[begin Page text]

Re: [RFC 2/2] iomap: Support subpage size dirty tracking to improve write performance

[Date Prev][Date Next][Thread Prev][Thread Next][Date Index][Thread Index]

 



On 22/10/28 10:01AM, Darrick J. Wong wrote:
> On Fri, Oct 28, 2022 at 10:00:33AM +0530, Ritesh Harjani (IBM) wrote:
> > On a 64k pagesize platforms (specially Power and/or aarch64) with 4k
> > filesystem blocksize, this patch should improve the performance by doing
> > only the subpage dirty data write.
> > 
> > This should also reduce the write amplification since we can now track
> > subpage dirty status within state bitmaps. Earlier we had to
> > write the entire 64k page even if only a part of it (e.g. 4k) was
> > updated.
> > 
> > Performance testing of below fio workload reveals ~16x performance
> > improvement on nvme with XFS (4k blocksize) on Power (64K pagesize)
> > FIO reported write bw scores improved from around ~28 MBps to ~452 MBps.
> > 
> > <test_randwrite.fio>
> > [global]
> > 	ioengine=psync
> > 	rw=randwrite
> > 	overwrite=1
> > 	pre_read=1
> > 	direct=0
> > 	bs=4k
> > 	size=1G
> > 	dir=./
> > 	numjobs=8
> > 	fdatasync=1
> > 	runtime=60
> > 	iodepth=64
> > 	group_reporting=1
> > 
> > [fio-run]
> > 
> > Reported-by: Aravinda Herle <araherle@xxxxxxxxxx>
> > Signed-off-by: Ritesh Harjani (IBM) <ritesh.list@xxxxxxxxx>
> > ---
> >  fs/iomap/buffered-io.c | 53 ++++++++++++++++++++++++++++++++++++++++--
> >  1 file changed, 51 insertions(+), 2 deletions(-)
> > 
> > diff --git a/fs/iomap/buffered-io.c b/fs/iomap/buffered-io.c
> > index 255f9f92668c..31ee80a996b2 100644
> > --- a/fs/iomap/buffered-io.c
> > +++ b/fs/iomap/buffered-io.c
> > @@ -58,7 +58,7 @@ iomap_page_create(struct inode *inode, struct folio *folio, unsigned int flags)
> >  	else
> >  		gfp = GFP_NOFS | __GFP_NOFAIL;
> >  
> > -	iop = kzalloc(struct_size(iop, state, BITS_TO_LONGS(nr_blocks)),
> > +	iop = kzalloc(struct_size(iop, state, BITS_TO_LONGS(2 * nr_blocks)),
> >  		      gfp);
> >  	if (iop) {
> >  		spin_lock_init(&iop->state_lock);
> > @@ -168,6 +168,48 @@ static void iomap_set_range_uptodate(struct folio *folio,
> >  		folio_mark_uptodate(folio);
> >  }
> >  
> > +static void iomap_iop_set_range_dirty(struct folio *folio,
> > +		struct iomap_page *iop, size_t off, size_t len)

[end Page text]

- Exercise set -
1. According to the patch email, what write bandwidth did FIO report before and after the change?
2. Retype the part of the patch email that opens with the words "On 22/10/28 10:01AM, Darrick" and closes with "dirty data write.".

[begin Data provided]

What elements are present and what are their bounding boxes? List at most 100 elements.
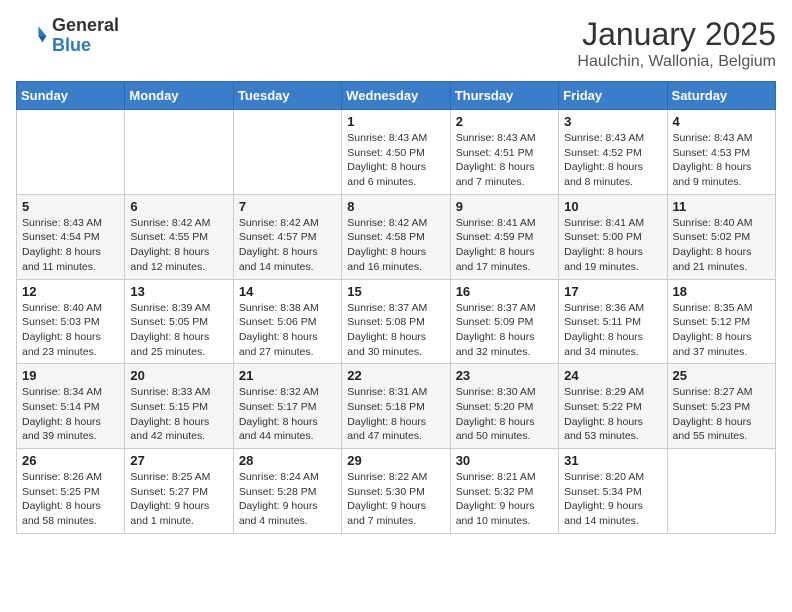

[end Data provided]

- Completed exercise -
1. It improved from around 28 MBps to around 452 MBps.

2.
On 22/10/28 10:01AM, Darrick J. Wong wrote:
> On Fri, Oct 28, 2022 at 10:00:33AM +0530, Ritesh Harjani (IBM) wrote:
> > On a 64k pagesize platforms (specially Power and/or aarch64) with 4k
> > filesystem blocksize, this patch should improve the performance by doing
> > only the subpage dirty data write.